───── Given text ─────

[Numpy-discussion] Re: ndarray.fill and ma.array.filled

Fri Apr 7 15:38:04 EDT 2006

On 4/7/06, Tim Hochberg <tim.hochberg at cox.net> wrote:
> [...]
>
> However, I do think the situation needs more thought. Slapping filled
> and mask onto ndarray is the path of least resistance, but it's not
> clear that it's the best one.

Completely agree.  I have many gripes about  current ma implementation
of both "filled" and "mask".

filled:

1. I don't like default fill value.   It should  be mandatory to
supply fill value.
2. It should return masked array (with trivial mask), not ndarray.
3. The name conflicts with the "fill" method.
4. View/Copy inconsistency.  Does not provide a method to fill values in-place.

mask:

1. I've got rid of mask returning None in favor of False_ (boolean
array scalar), but it is still not perfect.  I would prefer data.shape
== mask.shape invariant and if space saving/performance  is deemed
necessary use zero-stride arrays.

2. I don't like the name. "Missing" or "na" would be better.

> If we do decide we are going to add both of these methods to ndarray
> (with filled returning a copy!), then it may worth considering making
> ndarray a subclass of MaskedArray. Conceptually this makes sense, since
> at this point an ndarray will just be a MaskedArray where mask is always
> False. I think that they could share  much of the implementation except
> that ndarray would be set up to use methods that ignored the mask
> attribute since they would know that it's always false. Even that might
> not be worth it, since the check for whether mask is True/False is just
> a pointer compare.
>

The tail becoming the dog! Yet I agree, this makes sense from the
implementation point of view.  From OOP perspective this would make
sense if arrays were immutable, but since mask is settable in
MaskedArray, making it constant in the subclass will violate the
substitution principle.  I would not object making mask read only,
however.

> It may in fact be best just to do away with MaskedArray entirely, moving
> the functionality into ndarray. That may have performance implications,
> although I don't seem them at the moment, and I don't know if there are
> other methods/attributes that this would imply need to be moved over,
> although it looks like just mask, filled and possibly filled_value,
> although the latter looks a little dubious to me.
>
I think MA can coexist with ndarray and share the interface.  Ndarray
can use special bit-patterns like IEEE NaN to indicate missing
floating point values. Add-on modules can redefine arithmetic to make
INT_MIN behave as a missing marker for signed integers (R, K and J (I
think) languages use this approach).  Applications that need missing
values support across the board will use MA.

───── Material provided ─────

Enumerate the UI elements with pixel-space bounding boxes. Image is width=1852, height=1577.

─────

#### Exercise:
Answer these from the post on ndarray.fill and ma.array.filled:
1. What existing method does the name "filled" conflict with?
2. Which two names does the writer prefer to "mask"?
3. What special bit-pattern could ndarray use to indicate missing floating point values?

#### Exercise output:
1. The "fill" method.
2. "Missing" or "na".
3. IEEE NaN.